» **MATERIAL SHOWN**:
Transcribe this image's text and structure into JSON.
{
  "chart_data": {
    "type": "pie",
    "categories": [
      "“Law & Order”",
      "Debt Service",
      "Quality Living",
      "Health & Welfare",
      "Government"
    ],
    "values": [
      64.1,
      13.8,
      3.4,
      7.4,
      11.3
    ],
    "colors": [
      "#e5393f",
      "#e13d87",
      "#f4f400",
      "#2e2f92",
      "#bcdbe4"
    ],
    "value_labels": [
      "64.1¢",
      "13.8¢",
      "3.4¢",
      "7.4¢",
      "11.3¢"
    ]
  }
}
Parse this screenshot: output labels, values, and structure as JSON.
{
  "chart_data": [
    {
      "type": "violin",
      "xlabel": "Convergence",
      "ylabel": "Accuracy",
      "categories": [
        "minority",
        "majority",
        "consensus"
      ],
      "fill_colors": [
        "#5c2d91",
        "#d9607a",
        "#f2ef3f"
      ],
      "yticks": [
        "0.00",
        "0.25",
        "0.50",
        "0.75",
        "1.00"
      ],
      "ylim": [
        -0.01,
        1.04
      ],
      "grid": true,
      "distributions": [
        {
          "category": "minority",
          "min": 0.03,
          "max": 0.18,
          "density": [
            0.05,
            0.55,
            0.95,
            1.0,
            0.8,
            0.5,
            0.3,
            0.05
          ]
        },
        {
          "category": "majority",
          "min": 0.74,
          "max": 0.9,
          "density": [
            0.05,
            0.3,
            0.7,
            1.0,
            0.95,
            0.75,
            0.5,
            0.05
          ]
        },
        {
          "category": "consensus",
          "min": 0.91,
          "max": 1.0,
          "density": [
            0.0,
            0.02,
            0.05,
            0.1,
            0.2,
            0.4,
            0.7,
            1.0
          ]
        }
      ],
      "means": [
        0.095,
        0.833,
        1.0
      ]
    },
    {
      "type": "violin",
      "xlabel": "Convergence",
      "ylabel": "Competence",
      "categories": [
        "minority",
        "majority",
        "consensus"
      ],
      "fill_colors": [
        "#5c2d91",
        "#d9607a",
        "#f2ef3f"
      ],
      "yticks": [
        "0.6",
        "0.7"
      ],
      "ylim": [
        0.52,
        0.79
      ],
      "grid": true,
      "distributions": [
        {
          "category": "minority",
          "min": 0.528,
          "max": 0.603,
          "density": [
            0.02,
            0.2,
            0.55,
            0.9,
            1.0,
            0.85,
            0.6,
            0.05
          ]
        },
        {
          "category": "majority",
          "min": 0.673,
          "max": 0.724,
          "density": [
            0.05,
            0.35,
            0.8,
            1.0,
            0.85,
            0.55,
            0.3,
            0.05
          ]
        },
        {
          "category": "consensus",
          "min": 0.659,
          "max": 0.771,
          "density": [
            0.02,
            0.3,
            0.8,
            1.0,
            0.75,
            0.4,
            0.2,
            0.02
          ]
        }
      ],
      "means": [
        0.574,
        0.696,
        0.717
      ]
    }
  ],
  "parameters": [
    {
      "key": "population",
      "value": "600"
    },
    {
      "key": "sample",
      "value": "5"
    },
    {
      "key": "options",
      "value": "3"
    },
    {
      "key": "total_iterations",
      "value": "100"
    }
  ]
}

» **DIRECTIVE**: Copy every record exactly, with nothing added or dropped.

» **OUTPUT FOR THIS EXERCISE**:
Transcribe this image's text and structure into JSON.
{
  "chart_data": {
    "type": "pie",
    "categories": [
      "“Law & Order”",
      "Debt Service",
      "Quality Living",
      "Health & Welfare",
      "Government"
    ],
    "values": [
      64.1,
      13.8,
      3.4,
      7.4,
      11.3
    ],
    "colors": [
      "#e5393f",
      "#e13d87",
      "#f4f400",
      "#2e2f92",
      "#bcdbe4"
    ],
    "value_labels": [
      "64.1¢",
      "13.8¢",
      "3.4¢",
      "7.4¢",
      "11.3¢"
    ]
  }
}
Parse this screenshot: output labels, values, and structure as JSON.
{
  "chart_data": [
    {
      "type": "violin",
      "xlabel": "Convergence",
      "ylabel": "Accuracy",
      "categories": [
        "minority",
        "majority",
        "consensus"
      ],
      "fill_colors": [
        "#5c2d91",
        "#d9607a",
        "#f2ef3f"
      ],
      "yticks": [
        "0.00",
        "0.25",
        "0.50",
        "0.75",
        "1.00"
      ],
      "ylim": [
        -0.01,
        1.04
      ],
      "grid": true,
      "distributions": [
        {
          "category": "minority",
          "min": 0.03,
          "max": 0.18,
          "density": [
            0.05,
            0.55,
            0.95,
            1.0,
            0.8,
            0.5,
            0.3,
            0.05
          ]
        },
        {
          "category": "majority",
          "min": 0.74,
          "max": 0.9,
          "density": [
            0.05,
            0.3,
            0.7,
            1.0,
            0.95,
            0.75,
            0.5,
            0.05
          ]
        },
        {
          "category": "consensus",
          "min": 0.91,
          "max": 1.0,
          "density": [
            0.0,
            0.02,
            0.05,
            0.1,
            0.2,
            0.4,
            0.7,
            1.0
          ]
        }
      ],
      "means": [
        0.095,
        0.833,
        1.0
      ]
    },
    {
      "type": "violin",
      "xlabel": "Convergence",
      "ylabel": "Competence",
      "categories": [
        "minority",
        "majority",
        "consensus"
      ],
      "fill_colors": [
        "#5c2d91",
        "#d9607a",
        "#f2ef3f"
      ],
      "yticks": [
        "0.6",
        "0.7"
      ],
      "ylim": [
        0.52,
        0.79
      ],
      "grid": true,
      "distributions": [
        {
          "category": "minority",
          "min": 0.528,
          "max": 0.603,
          "density": [
            0.02,
            0.2,
            0.55,
            0.9,
            1.0,
            0.85,
            0.6,
            0.05
          ]
        },
        {
          "category": "majority",
          "min": 0.673,
          "max": 0.724,
          "density": [
            0.05,
            0.35,
            0.8,
            1.0,
            0.85,
            0.55,
            0.3,
            0.05
          ]
        },
        {
          "category": "consensus",
          "min": 0.659,
          "max": 0.771,
          "density": [
            0.02,
            0.3,
            0.8,
            1.0,
            0.75,
            0.4,
            0.2,
            0.02
          ]
        }
      ],
      "means": [
        0.574,
        0.696,
        0.717
      ]
    }
  ],
  "parameters": [
    {
      "key": "population",
      "value": "600"
    },
    {
      "key": "sample",
      "value": "5"
    },
    {
      "key": "options",
      "value": "3"
    },
    {
      "key": "total_iterations",
      "value": "100"
    }
  ]
}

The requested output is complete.